▶ _ARTICLE_:
* * * *

The group is destined for Hauser & Wirth in New York, where, opening November 10, Otero will have his first exhibition with the mega gallery since defecting from his longtime dealers earlier this year. It’s safe to assume the show will be well-attended: His auction record has been broken four times since March 2021 and now stands at $335,600, triple that lot’s high estimate.

Otero began developing his signature technique while a grad student at the School of the Art Institute of Chicago (SAIC) in the 2000s. His path there was anything but linear. Painting since his childhood in Puerto Rico, he was always fascinated by the materials and processes, including the wet-on-wet method Bob Ross taught on his now iconic TV show The Joy of Painting as well as George Baselitz’s upside-down technique. “Subject at that point wasn’t driving me too much,” Otero says. “I was more into making.”

At the University of Puerto Rico, he fashioned himself an abstract expressionist but left after a few years. “At some point without my knowledge, a professor wrote a letter to the School of the Art Institute admissions department saying he had a student with a lot of potential who just dropped out and he wanted them to make me an approach.” Otero had never heard of SAIC when he received an invitation to interview, but his friends helped him load up a truck with his paintings for the appointment.

* * * *

▶ _DATA_:
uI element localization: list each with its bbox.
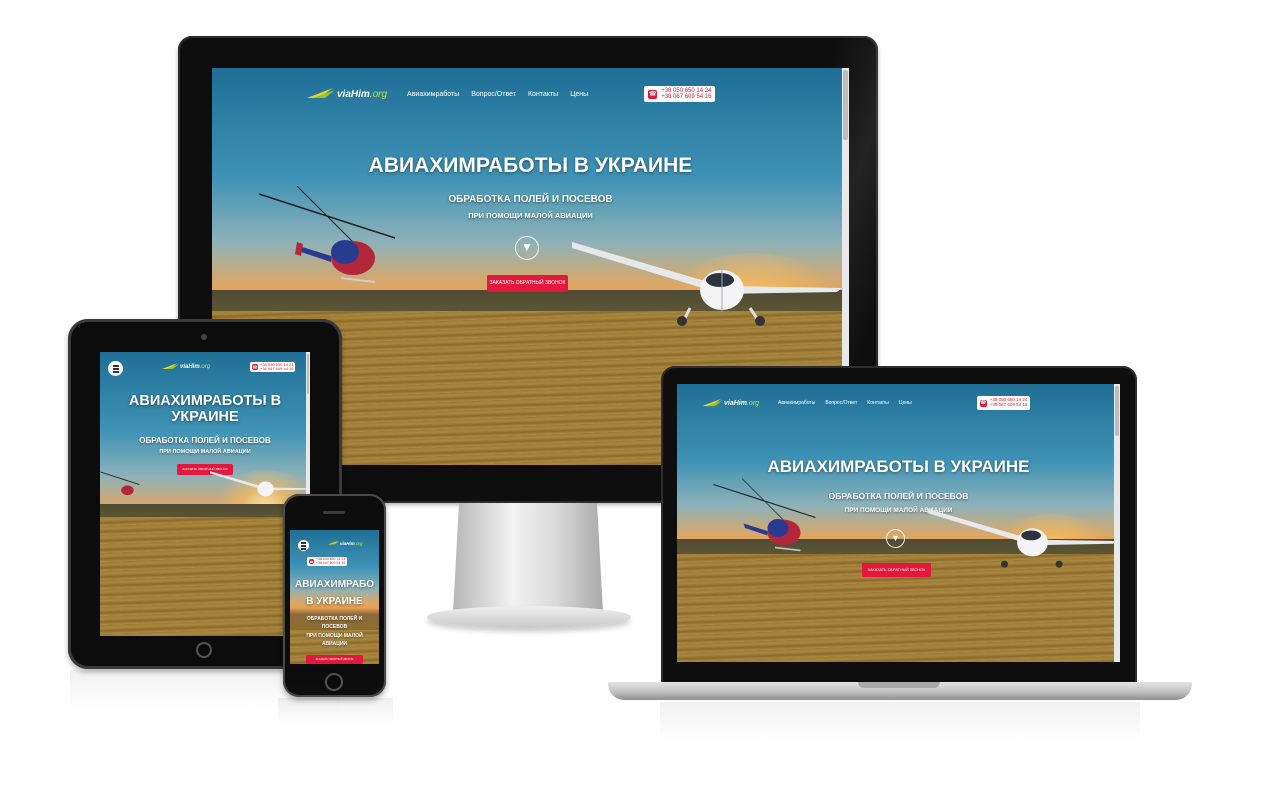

* * * *

Reproduce everything in the passage about Otero from "At the University" down to "for the appointment.". The listing is separate material and has no connection to the passage about the painter.

At the University of Puerto Rico, he fashioned himself an abstract expressionist but left after a few years. “At some point without my knowledge, a professor wrote a letter to the School of the Art Institute admissions department saying he had a student with a lot of potential who just dropped out and he wanted them to make me an approach.” Otero had never heard of SAIC when he received an invitation to interview, but his friends helped him load up a truck with his paintings for the appointment.